Collected data entries
* * *

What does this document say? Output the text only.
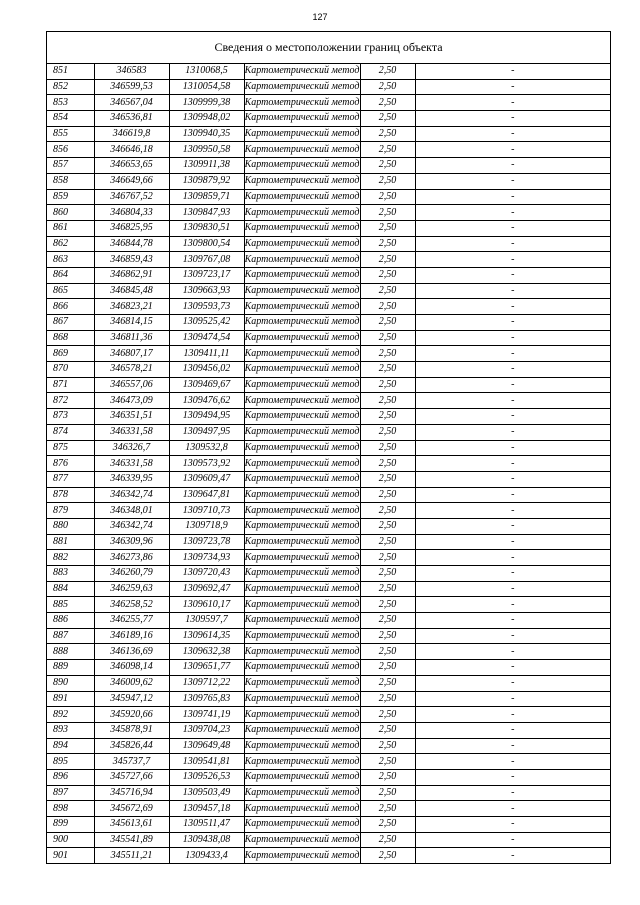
127
Сведения о местоположении границ объекта
851	346583	1310068,5	Картометрический метод	2,50	-
852	346599,53	1310054,58	Картометрический метод	2,50	-
853	346567,04	1309999,38	Картометрический метод	2,50	-
854	346536,81	1309948,02	Картометрический метод	2,50	-
855	346619,8	1309940,35	Картометрический метод	2,50	-
856	346646,18	1309950,58	Картометрический метод	2,50	-
857	346653,65	1309911,38	Картометрический метод	2,50	-
858	346649,66	1309879,92	Картометрический метод	2,50	-
859	346767,52	1309859,71	Картометрический метод	2,50	-
860	346804,33	1309847,93	Картометрический метод	2,50	-
861	346825,95	1309830,51	Картометрический метод	2,50	-
862	346844,78	1309800,54	Картометрический метод	2,50	-
863	346859,43	1309767,08	Картометрический метод	2,50	-
864	346862,91	1309723,17	Картометрический метод	2,50	-
865	346845,48	1309663,93	Картометрический метод	2,50	-
866	346823,21	1309593,73	Картометрический метод	2,50	-
867	346814,15	1309525,42	Картометрический метод	2,50	-
868	346811,36	1309474,54	Картометрический метод	2,50	-
869	346807,17	1309411,11	Картометрический метод	2,50	-
870	346578,21	1309456,02	Картометрический метод	2,50	-
871	346557,06	1309469,67	Картометрический метод	2,50	-
872	346473,09	1309476,62	Картометрический метод	2,50	-
873	346351,51	1309494,95	Картометрический метод	2,50	-
874	346331,58	1309497,95	Картометрический метод	2,50	-
875	346326,7	1309532,8	Картометрический метод	2,50	-
876	346331,58	1309573,92	Картометрический метод	2,50	-
877	346339,95	1309609,47	Картометрический метод	2,50	-
878	346342,74	1309647,81	Картометрический метод	2,50	-
879	346348,01	1309710,73	Картометрический метод	2,50	-
880	346342,74	1309718,9	Картометрический метод	2,50	-
881	346309,96	1309723,78	Картометрический метод	2,50	-
882	346273,86	1309734,93	Картометрический метод	2,50	-
883	346260,79	1309720,43	Картометрический метод	2,50	-
884	346259,63	1309692,47	Картометрический метод	2,50	-
885	346258,52	1309610,17	Картометрический метод	2,50	-
886	346255,77	1309597,7	Картометрический метод	2,50	-
887	346189,16	1309614,35	Картометрический метод	2,50	-
888	346136,69	1309632,38	Картометрический метод	2,50	-
889	346098,14	1309651,77	Картометрический метод	2,50	-
890	346009,62	1309712,22	Картометрический метод	2,50	-
891	345947,12	1309765,83	Картометрический метод	2,50	-
892	345920,66	1309741,19	Картометрический метод	2,50	-
893	345878,91	1309704,23	Картометрический метод	2,50	-
894	345826,44	1309649,48	Картометрический метод	2,50	-
895	345737,7	1309541,81	Картометрический метод	2,50	-
896	345727,66	1309526,53	Картометрический метод	2,50	-
897	345716,94	1309503,49	Картометрический метод	2,50	-
898	345672,69	1309457,18	Картометрический метод	2,50	-
899	345613,61	1309511,47	Картометрический метод	2,50	-
900	345541,89	1309438,08	Картометрический метод	2,50	-
901	345511,21	1309433,4	Картометрический метод	2,50	-
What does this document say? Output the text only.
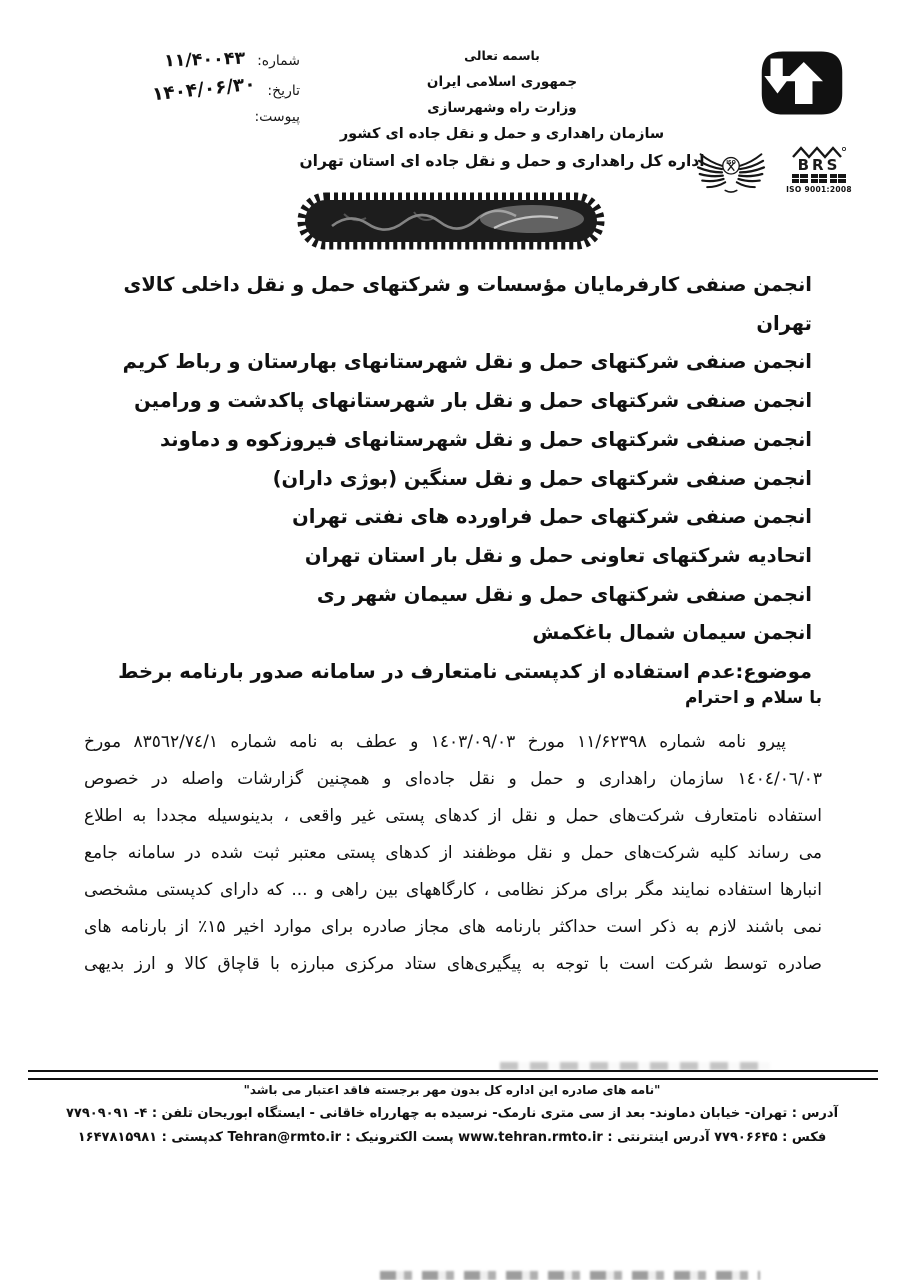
شماره:
۱۱/۴۰۰۴۳
تاریخ:
۱۴۰۴/۰۶/۳۰
پیوست:
باسمه تعالی
جمهوری اسلامی ایران
وزارت راه وشهرسازی
سازمان راهداری و حمل و نقل جاده ای کشور
اداره کل راهداری و حمل و نقل جاده ای استان تهران	ISO	BRS
ISO 9001:2008
انجمن صنفی کارفرمایان مؤسسات و شرکتهای حمل و نقل داخلی کالای تهران
انجمن صنفی شرکتهای حمل و نقل شهرستانهای بهارستان و رباط کریم
انجمن صنفی شرکتهای حمل و نقل بار شهرستانهای پاکدشت و ورامین
انجمن صنفی شرکتهای حمل و نقل شهرستانهای فیروزکوه و دماوند
انجمن صنفی شرکتهای حمل و نقل سنگین (بوژی داران)
انجمن صنفی شرکتهای حمل فراورده های نفتی تهران
اتحادیه شرکتهای تعاونی حمل و نقل بار استان تهران
انجمن صنفی شرکتهای حمل و نقل سیمان شهر ری
انجمن سیمان شمال باغکمش
موضوع:عدم استفاده از کدپستی نامتعارف در سامانه صدور بارنامه برخط
با سلام و احترام
پیرو نامه شماره ۱۱/۶۲۳۹۸ مورخ ١٤٠٣/٠٩/٠٣ و عطف به نامه شماره ٨٣٥٦٢/٧٤/١ مورخ
١٤٠٤/٠٦/٠٣ سازمان راهداری و حمل و نقل جاده‌ای و همچنین گزارشات واصله در خصوص
استفاده نامتعارف شرکت‌های حمل و نقل از کدهای پستی غیر واقعی ، بدینوسیله مجددا به اطلاع
می رساند کلیه شرکت‌های حمل و نقل موظفند از کدهای پستی معتبر ثبت شده در سامانه جامع
انبارها استفاده نمایند مگر برای مرکز نظامی ، کارگاههای بین راهی و ... که دارای کدپستی مشخصی
نمی باشند لازم به ذکر است حداکثر بارنامه های مجاز صادره برای موارد اخیر ۱۵٪ از بارنامه های
صادره توسط شرکت است با توجه به پیگیری‌های ستاد مرکزی مبارزه با قاچاق کالا و ارز بدیهی
"نامه های صادره این اداره کل بدون مهر برجسته فاقد اعتبار می باشد"
آدرس : تهران- خیابان دماوند- بعد از سی متری نارمک- نرسیده به چهارراه خاقانی - ایستگاه ابوریحان تلفن : ۴- ۷۷۹۰۹۰۹۱
فکس : ۷۷۹۰۶۶۴۵ آدرس اینترنتی : www.tehran.rmto.ir پست الکترونیک : Tehran@rmto.ir کدپستی : ۱۶۴۷۸۱۵۹۸۱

* * *

YOUR OBJECTIVE ▸ Using the data above, copy each line that contains "سیمان".

TASK RESULT ▸
انجمن صنفی شرکتهای حمل و نقل سیمان شهر ری
انجمن سیمان شمال باغکمش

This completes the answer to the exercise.